━━━ INFORMATION PROVIDED
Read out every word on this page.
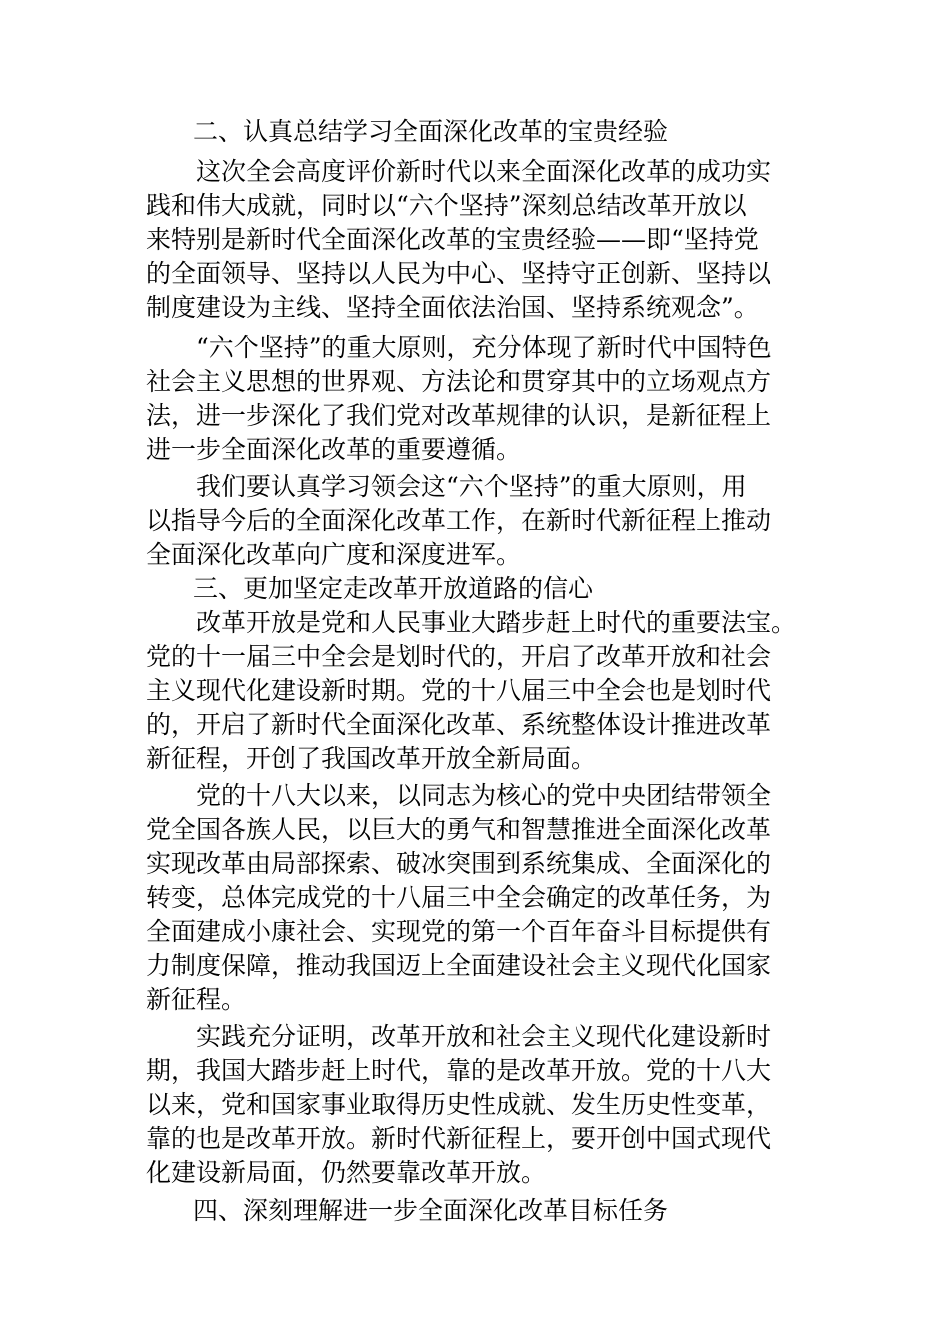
二、认真总结学习全面深化改革的宝贵经验
这次全会高度评价新时代以来全面深化改革的成功实
践和伟大成就，同时以“六个坚持”深刻总结改革开放以
来特别是新时代全面深化改革的宝贵经验——即“坚持党
的全面领导、坚持以人民为中心、坚持守正创新、坚持以
制度建设为主线、坚持全面依法治国、坚持系统观念”。
“六个坚持”的重大原则，充分体现了新时代中国特色
社会主义思想的世界观、方法论和贯穿其中的立场观点方
法，进一步深化了我们党对改革规律的认识，是新征程上
进一步全面深化改革的重要遵循。
我们要认真学习领会这“六个坚持”的重大原则，用
以指导今后的全面深化改革工作，在新时代新征程上推动
全面深化改革向广度和深度进军。
三、更加坚定走改革开放道路的信心
改革开放是党和人民事业大踏步赶上时代的重要法宝。
党的十一届三中全会是划时代的，开启了改革开放和社会
主义现代化建设新时期。党的十八届三中全会也是划时代
的，开启了新时代全面深化改革、系统整体设计推进改革
新征程，开创了我国改革开放全新局面。
党的十八大以来，以同志为核心的党中央团结带领全
党全国各族人民，以巨大的勇气和智慧推进全面深化改革
实现改革由局部探索、破冰突围到系统集成、全面深化的
转变，总体完成党的十八届三中全会确定的改革任务，为
全面建成小康社会、实现党的第一个百年奋斗目标提供有
力制度保障，推动我国迈上全面建设社会主义现代化国家
新征程。
实践充分证明，改革开放和社会主义现代化建设新时
期，我国大踏步赶上时代，靠的是改革开放。党的十八大
以来，党和国家事业取得历史性成就、发生历史性变革，
靠的也是改革开放。新时代新征程上，要开创中国式现代
化建设新局面，仍然要靠改革开放。
四、深刻理解进一步全面深化改革目标任务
━━━━━━
PROBLEM DETAILS
List each line of the records that holds the string "的重大原则".

ANSWER
“六个坚持”的重大原则，充分体现了新时代中国特色
我们要认真学习领会这“六个坚持”的重大原则，用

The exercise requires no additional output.